━━ EXERCISE MATERIAL ━━
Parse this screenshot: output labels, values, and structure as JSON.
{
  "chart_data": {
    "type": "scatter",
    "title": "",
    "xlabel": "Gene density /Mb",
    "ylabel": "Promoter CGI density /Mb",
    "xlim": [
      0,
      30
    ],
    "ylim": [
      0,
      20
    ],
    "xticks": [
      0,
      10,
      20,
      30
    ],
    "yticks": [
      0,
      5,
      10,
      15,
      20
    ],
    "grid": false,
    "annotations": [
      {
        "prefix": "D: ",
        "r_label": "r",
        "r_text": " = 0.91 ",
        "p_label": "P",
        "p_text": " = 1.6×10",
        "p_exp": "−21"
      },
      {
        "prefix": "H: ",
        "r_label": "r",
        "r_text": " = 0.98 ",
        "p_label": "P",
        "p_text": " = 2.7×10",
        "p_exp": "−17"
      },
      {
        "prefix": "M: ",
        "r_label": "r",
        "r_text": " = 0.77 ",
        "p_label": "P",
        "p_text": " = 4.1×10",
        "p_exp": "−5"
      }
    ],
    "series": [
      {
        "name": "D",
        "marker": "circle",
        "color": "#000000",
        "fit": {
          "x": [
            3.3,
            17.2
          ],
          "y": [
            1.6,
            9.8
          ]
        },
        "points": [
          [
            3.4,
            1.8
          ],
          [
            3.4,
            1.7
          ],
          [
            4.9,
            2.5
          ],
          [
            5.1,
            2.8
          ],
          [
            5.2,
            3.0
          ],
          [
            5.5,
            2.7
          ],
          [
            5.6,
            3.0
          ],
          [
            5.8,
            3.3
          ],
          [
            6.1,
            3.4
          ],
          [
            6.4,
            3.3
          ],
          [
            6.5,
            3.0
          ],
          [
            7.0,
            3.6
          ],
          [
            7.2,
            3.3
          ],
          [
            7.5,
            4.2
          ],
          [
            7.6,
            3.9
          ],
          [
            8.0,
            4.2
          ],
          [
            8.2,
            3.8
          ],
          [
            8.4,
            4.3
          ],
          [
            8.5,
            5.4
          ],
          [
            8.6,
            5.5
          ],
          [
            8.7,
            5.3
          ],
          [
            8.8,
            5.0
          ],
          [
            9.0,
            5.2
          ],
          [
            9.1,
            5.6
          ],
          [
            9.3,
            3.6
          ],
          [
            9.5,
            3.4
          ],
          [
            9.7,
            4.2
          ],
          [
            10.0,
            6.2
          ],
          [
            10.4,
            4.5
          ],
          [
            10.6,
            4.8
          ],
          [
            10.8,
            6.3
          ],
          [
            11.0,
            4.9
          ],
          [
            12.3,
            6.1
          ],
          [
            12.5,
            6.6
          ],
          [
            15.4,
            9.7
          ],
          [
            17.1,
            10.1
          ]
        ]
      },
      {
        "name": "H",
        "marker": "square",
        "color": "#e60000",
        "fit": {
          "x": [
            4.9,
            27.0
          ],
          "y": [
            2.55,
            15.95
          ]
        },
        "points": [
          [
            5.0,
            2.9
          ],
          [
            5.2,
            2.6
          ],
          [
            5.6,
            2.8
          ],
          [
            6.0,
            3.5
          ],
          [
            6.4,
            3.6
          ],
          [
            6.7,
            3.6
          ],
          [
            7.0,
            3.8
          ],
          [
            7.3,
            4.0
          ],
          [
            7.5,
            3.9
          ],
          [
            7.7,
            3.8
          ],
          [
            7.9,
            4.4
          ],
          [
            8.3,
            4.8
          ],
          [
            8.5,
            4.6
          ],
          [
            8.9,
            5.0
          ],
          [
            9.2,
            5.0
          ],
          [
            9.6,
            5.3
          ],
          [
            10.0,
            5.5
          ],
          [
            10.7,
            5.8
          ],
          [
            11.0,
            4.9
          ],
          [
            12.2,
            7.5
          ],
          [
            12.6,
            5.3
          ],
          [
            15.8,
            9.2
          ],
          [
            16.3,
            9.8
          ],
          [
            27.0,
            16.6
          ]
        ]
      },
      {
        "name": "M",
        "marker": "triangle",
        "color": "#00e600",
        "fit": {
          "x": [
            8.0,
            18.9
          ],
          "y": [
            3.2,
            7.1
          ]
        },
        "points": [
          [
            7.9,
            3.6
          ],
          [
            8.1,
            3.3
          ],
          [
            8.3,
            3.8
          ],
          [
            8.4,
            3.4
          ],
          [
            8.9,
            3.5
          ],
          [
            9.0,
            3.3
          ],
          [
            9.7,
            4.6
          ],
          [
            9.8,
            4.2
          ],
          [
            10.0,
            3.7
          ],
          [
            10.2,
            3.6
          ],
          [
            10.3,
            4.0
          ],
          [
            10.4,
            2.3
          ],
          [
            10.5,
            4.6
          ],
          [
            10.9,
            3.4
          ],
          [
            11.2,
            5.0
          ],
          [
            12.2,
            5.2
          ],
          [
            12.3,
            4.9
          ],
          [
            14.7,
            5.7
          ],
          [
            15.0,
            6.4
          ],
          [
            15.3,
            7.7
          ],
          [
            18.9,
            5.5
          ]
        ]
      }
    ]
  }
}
━━━
▶ [EXERCISE DETAILS] Go through the data and return every record exactly.

▶ [EXPECTED ANSWER]
Parse this screenshot: output labels, values, and structure as JSON.
{
  "chart_data": {
    "type": "scatter",
    "title": "",
    "xlabel": "Gene density /Mb",
    "ylabel": "Promoter CGI density /Mb",
    "xlim": [
      0,
      30
    ],
    "ylim": [
      0,
      20
    ],
    "xticks": [
      0,
      10,
      20,
      30
    ],
    "yticks": [
      0,
      5,
      10,
      15,
      20
    ],
    "grid": false,
    "annotations": [
      {
        "prefix": "D: ",
        "r_label": "r",
        "r_text": " = 0.91 ",
        "p_label": "P",
        "p_text": " = 1.6×10",
        "p_exp": "−21"
      },
      {
        "prefix": "H: ",
        "r_label": "r",
        "r_text": " = 0.98 ",
        "p_label": "P",
        "p_text": " = 2.7×10",
        "p_exp": "−17"
      },
      {
        "prefix": "M: ",
        "r_label": "r",
        "r_text": " = 0.77 ",
        "p_label": "P",
        "p_text": " = 4.1×10",
        "p_exp": "−5"
      }
    ],
    "series": [
      {
        "name": "D",
        "marker": "circle",
        "color": "#000000",
        "fit": {
          "x": [
            3.3,
            17.2
          ],
          "y": [
            1.6,
            9.8
          ]
        },
        "points": [
          [
            3.4,
            1.8
          ],
          [
            3.4,
            1.7
          ],
          [
            4.9,
            2.5
          ],
          [
            5.1,
            2.8
          ],
          [
            5.2,
            3.0
          ],
          [
            5.5,
            2.7
          ],
          [
            5.6,
            3.0
          ],
          [
            5.8,
            3.3
          ],
          [
            6.1,
            3.4
          ],
          [
            6.4,
            3.3
          ],
          [
            6.5,
            3.0
          ],
          [
            7.0,
            3.6
          ],
          [
            7.2,
            3.3
          ],
          [
            7.5,
            4.2
          ],
          [
            7.6,
            3.9
          ],
          [
            8.0,
            4.2
          ],
          [
            8.2,
            3.8
          ],
          [
            8.4,
            4.3
          ],
          [
            8.5,
            5.4
          ],
          [
            8.6,
            5.5
          ],
          [
            8.7,
            5.3
          ],
          [
            8.8,
            5.0
          ],
          [
            9.0,
            5.2
          ],
          [
            9.1,
            5.6
          ],
          [
            9.3,
            3.6
          ],
          [
            9.5,
            3.4
          ],
          [
            9.7,
            4.2
          ],
          [
            10.0,
            6.2
          ],
          [
            10.4,
            4.5
          ],
          [
            10.6,
            4.8
          ],
          [
            10.8,
            6.3
          ],
          [
            11.0,
            4.9
          ],
          [
            12.3,
            6.1
          ],
          [
            12.5,
            6.6
          ],
          [
            15.4,
            9.7
          ],
          [
            17.1,
            10.1
          ]
        ]
      },
      {
        "name": "H",
        "marker": "square",
        "color": "#e60000",
        "fit": {
          "x": [
            4.9,
            27.0
          ],
          "y": [
            2.55,
            15.95
          ]
        },
        "points": [
          [
            5.0,
            2.9
          ],
          [
            5.2,
            2.6
          ],
          [
            5.6,
            2.8
          ],
          [
            6.0,
            3.5
          ],
          [
            6.4,
            3.6
          ],
          [
            6.7,
            3.6
          ],
          [
            7.0,
            3.8
          ],
          [
            7.3,
            4.0
          ],
          [
            7.5,
            3.9
          ],
          [
            7.7,
            3.8
          ],
          [
            7.9,
            4.4
          ],
          [
            8.3,
            4.8
          ],
          [
            8.5,
            4.6
          ],
          [
            8.9,
            5.0
          ],
          [
            9.2,
            5.0
          ],
          [
            9.6,
            5.3
          ],
          [
            10.0,
            5.5
          ],
          [
            10.7,
            5.8
          ],
          [
            11.0,
            4.9
          ],
          [
            12.2,
            7.5
          ],
          [
            12.6,
            5.3
          ],
          [
            15.8,
            9.2
          ],
          [
            16.3,
            9.8
          ],
          [
            27.0,
            16.6
          ]
        ]
      },
      {
        "name": "M",
        "marker": "triangle",
        "color": "#00e600",
        "fit": {
          "x": [
            8.0,
            18.9
          ],
          "y": [
            3.2,
            7.1
          ]
        },
        "points": [
          [
            7.9,
            3.6
          ],
          [
            8.1,
            3.3
          ],
          [
            8.3,
            3.8
          ],
          [
            8.4,
            3.4
          ],
          [
            8.9,
            3.5
          ],
          [
            9.0,
            3.3
          ],
          [
            9.7,
            4.6
          ],
          [
            9.8,
            4.2
          ],
          [
            10.0,
            3.7
          ],
          [
            10.2,
            3.6
          ],
          [
            10.3,
            4.0
          ],
          [
            10.4,
            2.3
          ],
          [
            10.5,
            4.6
          ],
          [
            10.9,
            3.4
          ],
          [
            11.2,
            5.0
          ],
          [
            12.2,
            5.2
          ],
          [
            12.3,
            4.9
          ],
          [
            14.7,
            5.7
          ],
          [
            15.0,
            6.4
          ],
          [
            15.3,
            7.7
          ],
          [
            18.9,
            5.5
          ]
        ]
      }
    ]
  }
}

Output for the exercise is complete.